Extracted data entries:
·····

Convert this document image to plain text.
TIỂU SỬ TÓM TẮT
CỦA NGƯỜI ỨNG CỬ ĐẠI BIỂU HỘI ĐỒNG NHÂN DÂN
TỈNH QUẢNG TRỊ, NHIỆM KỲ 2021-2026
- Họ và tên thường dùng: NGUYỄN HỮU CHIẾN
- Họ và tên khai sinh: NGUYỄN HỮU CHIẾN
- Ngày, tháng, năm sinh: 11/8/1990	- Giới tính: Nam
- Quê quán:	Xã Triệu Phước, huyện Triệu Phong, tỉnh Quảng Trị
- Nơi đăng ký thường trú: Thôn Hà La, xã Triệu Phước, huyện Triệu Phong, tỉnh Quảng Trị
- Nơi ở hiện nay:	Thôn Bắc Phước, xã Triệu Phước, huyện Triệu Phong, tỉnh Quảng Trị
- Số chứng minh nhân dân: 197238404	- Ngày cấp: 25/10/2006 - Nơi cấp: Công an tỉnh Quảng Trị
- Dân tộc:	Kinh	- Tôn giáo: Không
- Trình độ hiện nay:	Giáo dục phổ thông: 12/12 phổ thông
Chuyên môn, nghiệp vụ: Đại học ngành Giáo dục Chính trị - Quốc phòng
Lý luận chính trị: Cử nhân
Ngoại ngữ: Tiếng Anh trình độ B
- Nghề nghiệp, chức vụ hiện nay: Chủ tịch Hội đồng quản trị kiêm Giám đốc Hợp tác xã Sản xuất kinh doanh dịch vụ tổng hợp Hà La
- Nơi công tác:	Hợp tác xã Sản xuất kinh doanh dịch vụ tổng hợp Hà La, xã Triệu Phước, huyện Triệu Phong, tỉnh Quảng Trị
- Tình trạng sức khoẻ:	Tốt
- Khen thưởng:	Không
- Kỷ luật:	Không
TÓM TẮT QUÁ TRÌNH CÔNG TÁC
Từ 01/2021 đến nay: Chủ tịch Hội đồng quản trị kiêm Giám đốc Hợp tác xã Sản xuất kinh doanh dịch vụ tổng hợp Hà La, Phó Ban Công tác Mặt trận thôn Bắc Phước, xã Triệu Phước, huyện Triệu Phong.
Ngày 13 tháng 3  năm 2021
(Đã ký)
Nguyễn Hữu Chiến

·····

### Aim
From the records above, copy every line that holds the word "tháng".

### Answer to this problem
- Ngày, tháng, năm sinh: 11/8/1990	- Giới tính: Nam
Ngày 13 tháng 3  năm 2021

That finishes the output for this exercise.